Written request:
Please give the data below again in full, exactly as it stands.

---------- Extracted entries ----------

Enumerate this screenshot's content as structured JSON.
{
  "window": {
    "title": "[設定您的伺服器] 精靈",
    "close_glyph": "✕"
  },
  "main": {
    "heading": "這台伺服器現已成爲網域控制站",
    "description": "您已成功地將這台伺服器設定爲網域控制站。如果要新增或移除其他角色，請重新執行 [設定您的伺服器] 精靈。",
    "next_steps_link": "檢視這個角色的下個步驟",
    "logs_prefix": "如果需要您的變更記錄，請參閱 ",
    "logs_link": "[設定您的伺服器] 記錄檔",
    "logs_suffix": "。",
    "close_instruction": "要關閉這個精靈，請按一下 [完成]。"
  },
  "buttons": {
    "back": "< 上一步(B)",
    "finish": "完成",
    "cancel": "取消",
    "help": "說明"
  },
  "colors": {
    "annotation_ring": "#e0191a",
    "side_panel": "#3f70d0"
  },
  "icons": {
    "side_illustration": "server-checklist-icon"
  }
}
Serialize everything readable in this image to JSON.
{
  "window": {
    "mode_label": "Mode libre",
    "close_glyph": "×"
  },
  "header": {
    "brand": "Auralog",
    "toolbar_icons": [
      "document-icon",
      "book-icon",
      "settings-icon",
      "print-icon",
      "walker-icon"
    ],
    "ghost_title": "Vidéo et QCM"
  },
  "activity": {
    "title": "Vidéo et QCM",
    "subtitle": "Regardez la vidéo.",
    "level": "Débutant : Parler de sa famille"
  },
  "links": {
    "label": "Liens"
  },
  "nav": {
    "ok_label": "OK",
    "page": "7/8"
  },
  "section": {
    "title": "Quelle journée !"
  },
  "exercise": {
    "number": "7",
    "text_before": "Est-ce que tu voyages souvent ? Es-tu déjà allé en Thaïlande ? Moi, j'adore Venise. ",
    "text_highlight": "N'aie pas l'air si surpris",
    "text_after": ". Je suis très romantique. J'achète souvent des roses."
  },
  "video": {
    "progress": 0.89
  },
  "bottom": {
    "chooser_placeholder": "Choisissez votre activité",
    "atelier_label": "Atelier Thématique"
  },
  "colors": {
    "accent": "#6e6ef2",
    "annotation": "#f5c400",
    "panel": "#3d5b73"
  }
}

----------

Task result:
Enumerate this screenshot's content as structured JSON.
{
  "window": {
    "title": "[設定您的伺服器] 精靈",
    "close_glyph": "✕"
  },
  "main": {
    "heading": "這台伺服器現已成爲網域控制站",
    "description": "您已成功地將這台伺服器設定爲網域控制站。如果要新增或移除其他角色，請重新執行 [設定您的伺服器] 精靈。",
    "next_steps_link": "檢視這個角色的下個步驟",
    "logs_prefix": "如果需要您的變更記錄，請參閱 ",
    "logs_link": "[設定您的伺服器] 記錄檔",
    "logs_suffix": "。",
    "close_instruction": "要關閉這個精靈，請按一下 [完成]。"
  },
  "buttons": {
    "back": "< 上一步(B)",
    "finish": "完成",
    "cancel": "取消",
    "help": "說明"
  },
  "colors": {
    "annotation_ring": "#e0191a",
    "side_panel": "#3f70d0"
  },
  "icons": {
    "side_illustration": "server-checklist-icon"
  }
}
Serialize everything readable in this image to JSON.
{
  "window": {
    "mode_label": "Mode libre",
    "close_glyph": "×"
  },
  "header": {
    "brand": "Auralog",
    "toolbar_icons": [
      "document-icon",
      "book-icon",
      "settings-icon",
      "print-icon",
      "walker-icon"
    ],
    "ghost_title": "Vidéo et QCM"
  },
  "activity": {
    "title": "Vidéo et QCM",
    "subtitle": "Regardez la vidéo.",
    "level": "Débutant : Parler de sa famille"
  },
  "links": {
    "label": "Liens"
  },
  "nav": {
    "ok_label": "OK",
    "page": "7/8"
  },
  "section": {
    "title": "Quelle journée !"
  },
  "exercise": {
    "number": "7",
    "text_before": "Est-ce que tu voyages souvent ? Es-tu déjà allé en Thaïlande ? Moi, j'adore Venise. ",
    "text_highlight": "N'aie pas l'air si surpris",
    "text_after": ". Je suis très romantique. J'achète souvent des roses."
  },
  "video": {
    "progress": 0.89
  },
  "bottom": {
    "chooser_placeholder": "Choisissez votre activité",
    "atelier_label": "Atelier Thématique"
  },
  "colors": {
    "accent": "#6e6ef2",
    "annotation": "#f5c400",
    "panel": "#3d5b73"
  }
}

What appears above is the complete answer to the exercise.